**Record set**
=======
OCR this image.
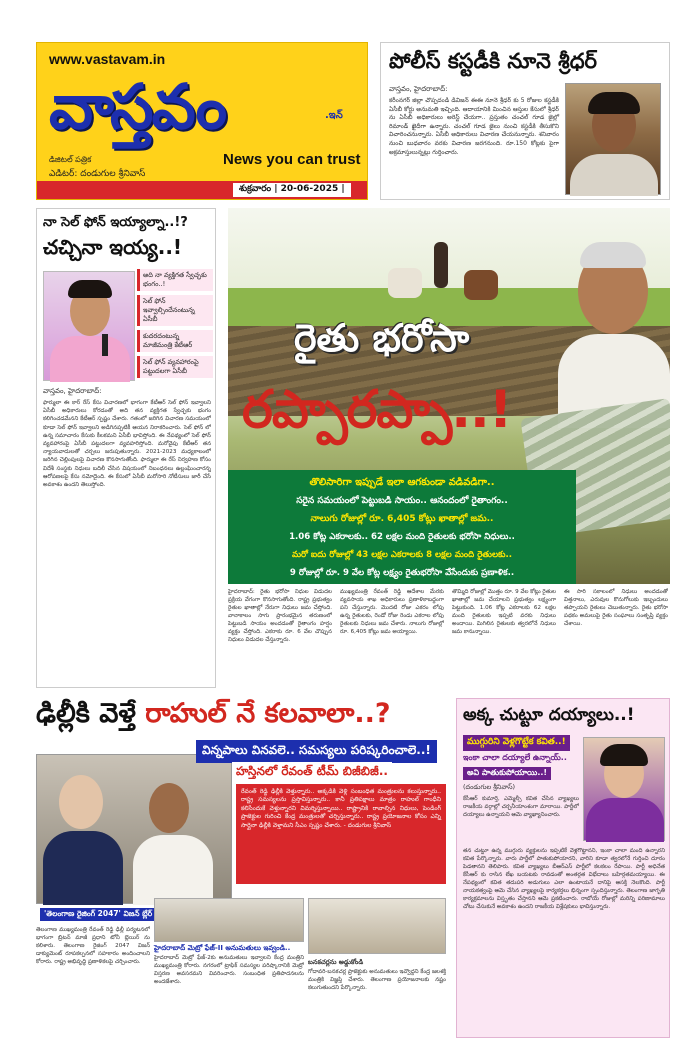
www.vastavam.in
వాస్తవం	.ఇన్
డిజిటల్ పత్రిక
ఎడిటర్: దండుగుల శ్రీనివాస్
News you can trust
శుక్రవారం | 20-06-2025 |
పోలీస్ కస్టడీకి నూనె శ్రీధర్
వాస్తవం, హైదరాబాద్:
కరీంనగర్ జిల్లా చొప్పదండి డివిజన్ ఈఈ నూనె శ్రీధర్ కు 5 రోజుల కస్టడీకి ఏసీబీ కోర్టు అనుమతి ఇచ్చింది. ఆదాయానికి మించిన ఆస్తుల కేసులో శ్రీధర్ ను ఏసీబీ అధికారులు అరెస్ట్ చేయగా.. ప్రస్తుతం చంచల్ గూడ జైల్లో రిమాండ్ ఖైదీగా ఉన్నారు. చంచల్ గూడ జైలు నుంచి కస్టడీకి తీసుకొని విచారించనున్నారు. ఏసీబీ అధికారులు విచారణ చేయనున్నారు. శనివారం నుంచి బుధవారం వరకు విచారణ జరగనుంది. రూ.150 కోట్లకు పైగా అక్రమాస్తులున్నట్లు గుర్తించారు.
నా సెల్ ఫోన్ ఇయ్యాల్నా..!?
చచ్చినా ఇయ్య..!
అది నా వ్యక్తిగత స్వేచ్ఛకు భంగం..!
సెల్ ఫోన్ ఇవ్వాల్సిందేనంటున్న ఏసీబీ
కుదరదంటున్న మాజీమంత్రి కేటీఆర్
సెల్ ఫోన్ వ్యవహారంపై పట్టుదలగా ఏసీబీ
వాస్తవం, హైదరాబాద్:
ఫార్ములా ఈ కార్ రేస్ కేసు విచారణలో భాగంగా కేటీఆర్ సెల్ ఫోన్ ఇవ్వాలని ఏసీబీ అధికారులు కోరడంతో అది తన వ్యక్తిగత స్వేచ్ఛకు భంగం కలిగించడమేనని కేటీఆర్ స్పష్టం చేశారు. గతంలో జరిగిన విచారణ సమయంలో కూడా సెల్ ఫోన్ ఇవ్వాలని అడిగినప్పటికీ ఆయన నిరాకరించారు. సెల్ ఫోన్ లో ఉన్న సమాచారం కేసుకు కీలకమని ఏసీబీ భావిస్తోంది. ఈ నేపథ్యంలో సెల్ ఫోన్ వ్యవహారంపై ఏసీబీ పట్టుదలగా వ్యవహరిస్తోంది. మరోవైపు కేటీఆర్ తన న్యాయవాదులతో చర్చలు జరుపుతున్నారు. 2021-2023 మధ్యకాలంలో జరిగిన చెల్లింపులపై విచారణ కొనసాగుతోంది. ఫార్ములా ఈ రేస్ నిర్వహణ కోసం విదేశీ సంస్థకు నిధులు బదిలీ చేసిన విషయంలో నిబంధనలు ఉల్లంఘించారన్న ఆరోపణలపై కేసు నమోదైంది. ఈ కేసులో ఏసీబీ మరోసారి నోటీసులు జారీ చేసే అవకాశం ఉందని తెలుస్తోంది.
రైతు భరోసా
రప్పారప్పా..!
తొలిసారిగా ఇప్పుడే ఇలా ఆగకుండా వడివడిగా..
సరైన సమయంలో పెట్టుబడి సాయం.. ఆనందంలో రైతాంగం..
నాలుగు రోజుల్లో రూ. 6,405 కోట్లు ఖాతాల్లో జమ..
1.06 కోట్ల ఎకరాలకు.. 62 లక్షల మంది రైతులకు భరోసా నిధులు..
మరో ఐదు రోజుల్లో 43 లక్షల ఎకరాలకు 8 లక్షల మంది రైతులకు..
9 రోజుల్లో రూ. 9 వేల కోట్ల లక్ష్యం రైతుభరోసా వేసేందుకు ప్రణాళిక..
హైదరాబాద్: రైతు భరోసా నిధుల విడుదల ప్రక్రియ వేగంగా కొనసాగుతోంది. రాష్ట్ర ప్రభుత్వం రైతుల ఖాతాల్లో నేరుగా నిధులు జమ చేస్తోంది. వానాకాలం సాగు ప్రారంభమైన తరుణంలో పెట్టుబడి సాయం అందడంతో రైతాంగం హర్షం వ్యక్తం చేస్తోంది. ఎకరాకు రూ. 6 వేల చొప్పున నిధులు విడుదల చేస్తున్నారు.
ముఖ్యమంత్రి రేవంత్ రెడ్డి ఆదేశాల మేరకు వ్యవసాయ శాఖ అధికారులు ప్రణాళికాబద్ధంగా పని చేస్తున్నారు. మొదటి రోజు ఎకరం లోపు ఉన్న రైతులకు, రెండో రోజు రెండు ఎకరాల లోపు రైతులకు నిధులు జమ చేశారు. నాలుగు రోజుల్లో రూ. 6,405 కోట్లు జమ అయ్యాయి.
తొమ్మిది రోజుల్లో మొత్తం రూ. 9 వేల కోట్లు రైతుల ఖాతాల్లో జమ చేయాలని ప్రభుత్వం లక్ష్యంగా పెట్టుకుంది. 1.06 కోట్ల ఎకరాలకు 62 లక్షల మంది రైతులకు ఇప్పటి వరకు నిధులు అందాయి. మిగిలిన రైతులకు త్వరలోనే నిధులు జమ కానున్నాయి.
ఈ సారి సకాలంలో నిధులు అందడంతో విత్తనాలు, ఎరువుల కొనుగోలుకు ఇబ్బందులు తప్పాయని రైతులు చెబుతున్నారు. రైతు భరోసా పథకం అమలుపై రైతు సంఘాలు సంతృప్తి వ్యక్తం చేశాయి.
ఢిల్లీకి వెళ్తే రాహుల్ నే కలవాలా..?
విన్నపాలు వినవలె.. సమస్యలు పరిష్కరించాలె..!
హస్తినలో రేవంత్ టీమ్ బిజీబిజీ..
రేవంత్ రెడ్డి ఢిల్లీకి వెళ్తున్నారు.. అక్కడికి వెళ్లి సంబంధిత మంత్రులను కలుస్తున్నారు.. రాష్ట్ర సమస్యలను ప్రస్తావిస్తున్నారు.. కానీ ప్రతిపక్షాలు మాత్రం రాహుల్ గాంధీని కలిసేందుకే వెళ్తున్నారని విమర్శిస్తున్నాయి.. రాష్ట్రానికి రావాల్సిన నిధులు, పెండింగ్ ప్రాజెక్టుల గురించి కేంద్ర మంత్రులతో చర్చిస్తున్నారు.. రాష్ట్ర ప్రయోజనాల కోసం ఎన్ని సార్లైనా ఢిల్లీకి వెళ్తామని సీఎం స్పష్టం చేశారు. - దండుగుల శ్రీనివాస్
'తెలంగాణ రైజింగ్ 2047' విజన్ బ్లేర్
తెలంగాణ ముఖ్యమంత్రి రేవంత్ రెడ్డి ఢిల్లీ పర్యటనలో భాగంగా బ్రిటన్ మాజీ ప్రధాని టోనీ బ్లెయిర్ ను కలిశారు. తెలంగాణ రైజింగ్ 2047 విజన్ డాక్యుమెంట్ రూపకల్పనలో సహకారం అందించాలని కోరారు. రాష్ట్ర అభివృద్ధి ప్రణాళికలపై చర్చించారు.
హైదరాబాద్ మెట్రో ఫేజ్-II అనుమతులు ఇవ్వండి..
హైదరాబాద్ మెట్రో ఫేజ్-2కు అనుమతులు ఇవ్వాలని కేంద్ర మంత్రిని ముఖ్యమంత్రి కోరారు. నగరంలో ట్రాఫిక్ సమస్యల పరిష్కారానికి మెట్రో విస్తరణ అవసరమని వివరించారు. సంబంధిత ప్రతిపాదనలను అందజేశారు.
బనకచర్లను అడ్డుకోండి
గోదావరి-బనకచర్ల ప్రాజెక్టుకు అనుమతులు ఇవ్వొద్దని కేంద్ర జలశక్తి మంత్రికి విజ్ఞప్తి చేశారు. తెలంగాణ ప్రయోజనాలకు నష్టం కలుగుతుందని పేర్కొన్నారు.
అక్క చుట్టూ దయ్యాలు..!
ముగ్గురిని వెళ్లగొట్టేక కవిత..!
ఇంకా చాలా దయ్యాలే ఉన్నాయ్..
అవి పాతుకుపోయాయి..!
(దండుగుల శ్రీనివాస్)
కేసీఆర్ కుమార్తె, ఎమ్మెల్సీ కవిత చేసిన వ్యాఖ్యలు రాజకీయ వర్గాల్లో చర్చనీయాంశంగా మారాయి. పార్టీలో దయ్యాలు ఉన్నాయని ఆమె వ్యాఖ్యానించారు.
తన చుట్టూ ఉన్న ముగ్గురు వ్యక్తులను ఇప్పటికే వెళ్లగొట్టానని, ఇంకా చాలా మంది ఉన్నారని కవిత పేర్కొన్నారు. వారు పార్టీలో పాతుకుపోయారని, వారిని కూడా త్వరలోనే గుర్తించి దూరం పెడతానని తెలిపారు. కవిత వ్యాఖ్యలు బీఆర్ఎస్ పార్టీలో కలకలం రేపాయి. పార్టీ అధినేత కేసీఆర్ కు రాసిన లేఖ బయటకు రావడంతో అంతర్గత విభేదాలు బహిర్గతమయ్యాయి. ఈ నేపథ్యంలో కవిత తదుపరి అడుగులు ఎలా ఉంటాయనే దానిపై ఆసక్తి నెలకొంది. పార్టీ నాయకత్వంపై ఆమె చేసిన వ్యాఖ్యలపై కార్యకర్తలు భిన్నంగా స్పందిస్తున్నారు. తెలంగాణ జాగృతి కార్యక్రమాలను విస్తృతం చేస్తానని ఆమె ప్రకటించారు. రాబోయే రోజుల్లో మరిన్ని పరిణామాలు చోటు చేసుకునే అవకాశం ఉందని రాజకీయ విశ్లేషకులు భావిస్తున్నారు.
=======
State how many lines include the string "బనకచర". Give no other information.

2